-- Start --

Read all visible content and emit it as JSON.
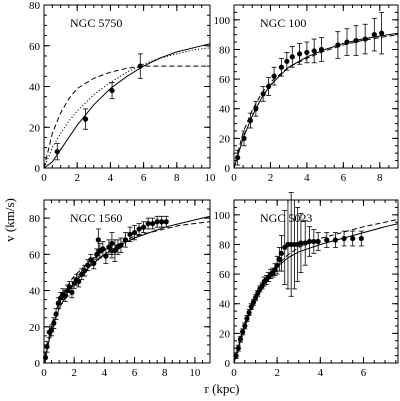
{
  "figure": {
    "ylabel": "v (km/s)",
    "xlabel": "r (kpc)"
  },
  "chart_data": [
    {
      "type": "scatter",
      "title": "NGC 5750",
      "xlim": [
        0,
        10
      ],
      "ylim": [
        0,
        80
      ],
      "xticks": [
        0,
        2,
        4,
        6,
        8,
        10
      ],
      "yticks": [
        0,
        20,
        40,
        60,
        80
      ],
      "points": [
        {
          "x": 0.8,
          "y": 8,
          "err": 4
        },
        {
          "x": 2.5,
          "y": 24,
          "err": 5
        },
        {
          "x": 4.1,
          "y": 38,
          "err": 4
        },
        {
          "x": 5.8,
          "y": 50,
          "err": 6
        }
      ],
      "curves": [
        {
          "style": "solid",
          "x": [
            0,
            0.5,
            1,
            1.5,
            2,
            3,
            4,
            5,
            6,
            7,
            8,
            9,
            10
          ],
          "y": [
            0,
            3,
            9,
            15,
            21,
            31,
            39,
            45,
            50,
            54,
            57,
            59,
            61
          ]
        },
        {
          "style": "dotted",
          "x": [
            0,
            0.5,
            1,
            1.5,
            2,
            3,
            4,
            5,
            6,
            7,
            8,
            9,
            10
          ],
          "y": [
            0,
            10,
            17,
            23,
            28,
            36,
            42,
            47,
            51,
            54,
            56,
            58,
            59
          ]
        },
        {
          "style": "dashed",
          "x": [
            0,
            0.5,
            1,
            1.5,
            2,
            3,
            4,
            5,
            6,
            7,
            8,
            9,
            10
          ],
          "y": [
            0,
            17,
            27,
            34,
            39,
            44,
            47,
            49,
            50,
            50,
            50,
            50,
            50
          ]
        }
      ]
    },
    {
      "type": "scatter",
      "title": "NGC 100",
      "xlim": [
        0,
        9
      ],
      "ylim": [
        0,
        110
      ],
      "xticks": [
        0,
        2,
        4,
        6,
        8
      ],
      "yticks": [
        0,
        20,
        40,
        60,
        80,
        100
      ],
      "points": [
        {
          "x": 0.2,
          "y": 7,
          "err": 5
        },
        {
          "x": 0.55,
          "y": 20,
          "err": 5
        },
        {
          "x": 0.9,
          "y": 32,
          "err": 5
        },
        {
          "x": 1.2,
          "y": 40,
          "err": 5
        },
        {
          "x": 1.6,
          "y": 50,
          "err": 5
        },
        {
          "x": 1.9,
          "y": 55,
          "err": 6
        },
        {
          "x": 2.2,
          "y": 62,
          "err": 6
        },
        {
          "x": 2.6,
          "y": 68,
          "err": 6
        },
        {
          "x": 2.9,
          "y": 72,
          "err": 6
        },
        {
          "x": 3.2,
          "y": 75,
          "err": 7
        },
        {
          "x": 3.6,
          "y": 77,
          "err": 7
        },
        {
          "x": 4.0,
          "y": 78,
          "err": 7
        },
        {
          "x": 4.4,
          "y": 79,
          "err": 8
        },
        {
          "x": 4.8,
          "y": 80,
          "err": 8
        },
        {
          "x": 5.7,
          "y": 83,
          "err": 9
        },
        {
          "x": 6.2,
          "y": 85,
          "err": 9
        },
        {
          "x": 6.7,
          "y": 86,
          "err": 10
        },
        {
          "x": 7.2,
          "y": 87,
          "err": 10
        },
        {
          "x": 7.7,
          "y": 90,
          "err": 11
        },
        {
          "x": 8.1,
          "y": 91,
          "err": 14
        }
      ],
      "curves": [
        {
          "style": "solid",
          "x": [
            0,
            0.5,
            1,
            1.5,
            2,
            3,
            4,
            5,
            6,
            7,
            8,
            9
          ],
          "y": [
            0,
            20,
            35,
            47,
            56,
            68,
            75,
            80,
            84,
            87,
            89,
            91
          ]
        },
        {
          "style": "dashed",
          "x": [
            0,
            0.5,
            1,
            1.5,
            2,
            3,
            4,
            5,
            6,
            7,
            8,
            9
          ],
          "y": [
            0,
            24,
            39,
            50,
            58,
            68,
            74,
            79,
            83,
            86,
            88,
            90
          ]
        }
      ]
    },
    {
      "type": "scatter",
      "title": "NGC 1560",
      "xlim": [
        0,
        11
      ],
      "ylim": [
        0,
        90
      ],
      "xticks": [
        0,
        2,
        4,
        6,
        8,
        10
      ],
      "yticks": [
        0,
        20,
        40,
        60,
        80
      ],
      "points": [
        {
          "x": 0.1,
          "y": 3,
          "err": 3
        },
        {
          "x": 0.2,
          "y": 9,
          "err": 3
        },
        {
          "x": 0.35,
          "y": 17,
          "err": 3
        },
        {
          "x": 0.5,
          "y": 18,
          "err": 3
        },
        {
          "x": 0.65,
          "y": 22,
          "err": 3
        },
        {
          "x": 0.8,
          "y": 27,
          "err": 3
        },
        {
          "x": 0.95,
          "y": 33,
          "err": 3
        },
        {
          "x": 1.1,
          "y": 36,
          "err": 3
        },
        {
          "x": 1.25,
          "y": 38,
          "err": 3
        },
        {
          "x": 1.4,
          "y": 37,
          "err": 3
        },
        {
          "x": 1.55,
          "y": 40,
          "err": 3
        },
        {
          "x": 1.7,
          "y": 42,
          "err": 3
        },
        {
          "x": 1.85,
          "y": 39,
          "err": 3
        },
        {
          "x": 2.0,
          "y": 44,
          "err": 3
        },
        {
          "x": 2.15,
          "y": 46,
          "err": 3
        },
        {
          "x": 2.3,
          "y": 45,
          "err": 3
        },
        {
          "x": 2.5,
          "y": 49,
          "err": 3
        },
        {
          "x": 2.7,
          "y": 51,
          "err": 3
        },
        {
          "x": 2.9,
          "y": 54,
          "err": 3
        },
        {
          "x": 3.1,
          "y": 57,
          "err": 3
        },
        {
          "x": 3.3,
          "y": 55,
          "err": 3
        },
        {
          "x": 3.5,
          "y": 60,
          "err": 3
        },
        {
          "x": 3.7,
          "y": 62,
          "err": 4
        },
        {
          "x": 3.9,
          "y": 63,
          "err": 4
        },
        {
          "x": 4.1,
          "y": 59,
          "err": 4
        },
        {
          "x": 4.3,
          "y": 64,
          "err": 4
        },
        {
          "x": 4.5,
          "y": 62,
          "err": 4
        },
        {
          "x": 4.7,
          "y": 62,
          "err": 6
        },
        {
          "x": 4.9,
          "y": 64,
          "err": 4
        },
        {
          "x": 5.1,
          "y": 65,
          "err": 4
        },
        {
          "x": 5.4,
          "y": 68,
          "err": 4
        },
        {
          "x": 5.7,
          "y": 71,
          "err": 4
        },
        {
          "x": 6.0,
          "y": 72,
          "err": 4
        },
        {
          "x": 6.3,
          "y": 74,
          "err": 3
        },
        {
          "x": 6.6,
          "y": 75,
          "err": 3
        },
        {
          "x": 6.9,
          "y": 77,
          "err": 3
        },
        {
          "x": 7.2,
          "y": 77,
          "err": 3
        },
        {
          "x": 7.5,
          "y": 78,
          "err": 3
        },
        {
          "x": 7.8,
          "y": 78,
          "err": 3
        },
        {
          "x": 8.1,
          "y": 78,
          "err": 3
        },
        {
          "x": 3.6,
          "y": 68,
          "err": 6
        },
        {
          "x": 4.5,
          "y": 66,
          "err": 6
        }
      ],
      "curves": [
        {
          "style": "solid",
          "x": [
            0,
            0.5,
            1,
            1.5,
            2,
            3,
            4,
            5,
            6,
            7,
            8,
            9,
            10,
            11
          ],
          "y": [
            0,
            18,
            30,
            38,
            44,
            53,
            60,
            65,
            69,
            72,
            75,
            77,
            79,
            81
          ]
        },
        {
          "style": "dashed",
          "x": [
            0,
            0.5,
            1,
            1.5,
            2,
            3,
            4,
            5,
            6,
            7,
            8,
            9,
            10,
            11
          ],
          "y": [
            0,
            21,
            34,
            42,
            48,
            56,
            62,
            66,
            70,
            72,
            74,
            76,
            77,
            78
          ]
        }
      ]
    },
    {
      "type": "scatter",
      "title": "NGC 5023",
      "xlim": [
        0,
        7.6
      ],
      "ylim": [
        0,
        110
      ],
      "xticks": [
        0,
        2,
        4,
        6
      ],
      "yticks": [
        0,
        20,
        40,
        60,
        80,
        100
      ],
      "points": [
        {
          "x": 0.1,
          "y": 5,
          "err": 2
        },
        {
          "x": 0.2,
          "y": 10,
          "err": 2
        },
        {
          "x": 0.3,
          "y": 16,
          "err": 2
        },
        {
          "x": 0.4,
          "y": 21,
          "err": 2
        },
        {
          "x": 0.5,
          "y": 25,
          "err": 2
        },
        {
          "x": 0.6,
          "y": 30,
          "err": 2
        },
        {
          "x": 0.7,
          "y": 34,
          "err": 2
        },
        {
          "x": 0.8,
          "y": 38,
          "err": 2
        },
        {
          "x": 0.9,
          "y": 41,
          "err": 2
        },
        {
          "x": 1.0,
          "y": 44,
          "err": 2
        },
        {
          "x": 1.1,
          "y": 47,
          "err": 2
        },
        {
          "x": 1.2,
          "y": 50,
          "err": 2
        },
        {
          "x": 1.3,
          "y": 52,
          "err": 2
        },
        {
          "x": 1.4,
          "y": 55,
          "err": 3
        },
        {
          "x": 1.5,
          "y": 56,
          "err": 3
        },
        {
          "x": 1.6,
          "y": 58,
          "err": 3
        },
        {
          "x": 1.7,
          "y": 60,
          "err": 3
        },
        {
          "x": 1.8,
          "y": 61,
          "err": 3
        },
        {
          "x": 1.9,
          "y": 63,
          "err": 4
        },
        {
          "x": 2.0,
          "y": 66,
          "err": 6
        },
        {
          "x": 2.1,
          "y": 70,
          "err": 8
        },
        {
          "x": 2.2,
          "y": 74,
          "err": 12
        },
        {
          "x": 2.35,
          "y": 78,
          "err": 25
        },
        {
          "x": 2.5,
          "y": 80,
          "err": 30
        },
        {
          "x": 2.65,
          "y": 80,
          "err": 35
        },
        {
          "x": 2.8,
          "y": 80,
          "err": 30
        },
        {
          "x": 2.95,
          "y": 80,
          "err": 25
        },
        {
          "x": 3.1,
          "y": 81,
          "err": 20
        },
        {
          "x": 3.3,
          "y": 81,
          "err": 15
        },
        {
          "x": 3.5,
          "y": 82,
          "err": 10
        },
        {
          "x": 3.7,
          "y": 82,
          "err": 8
        },
        {
          "x": 3.9,
          "y": 82,
          "err": 6
        },
        {
          "x": 4.3,
          "y": 83,
          "err": 5
        },
        {
          "x": 4.7,
          "y": 83,
          "err": 5
        },
        {
          "x": 5.1,
          "y": 84,
          "err": 5
        },
        {
          "x": 5.5,
          "y": 84,
          "err": 5
        },
        {
          "x": 5.9,
          "y": 84,
          "err": 5
        }
      ],
      "curves": [
        {
          "style": "solid",
          "x": [
            0,
            0.5,
            1,
            1.5,
            2,
            2.5,
            3,
            4,
            5,
            6,
            7,
            7.6
          ],
          "y": [
            0,
            27,
            45,
            57,
            65,
            71,
            75,
            80,
            84,
            88,
            92,
            94
          ]
        },
        {
          "style": "dashed",
          "x": [
            0,
            0.5,
            1,
            1.5,
            2,
            2.5,
            3,
            4,
            5,
            6,
            7,
            7.6
          ],
          "y": [
            0,
            25,
            43,
            56,
            66,
            73,
            78,
            84,
            88,
            92,
            95,
            97
          ]
        }
      ]
    }
  ]
}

-- End --

→ **Aim**
Pick out each line above that includes "title" and show it.

→ **Task response**
      "title": "NGC 5750",
      "title": "NGC 100",
      "title": "NGC 1560",
      "title": "NGC 5023",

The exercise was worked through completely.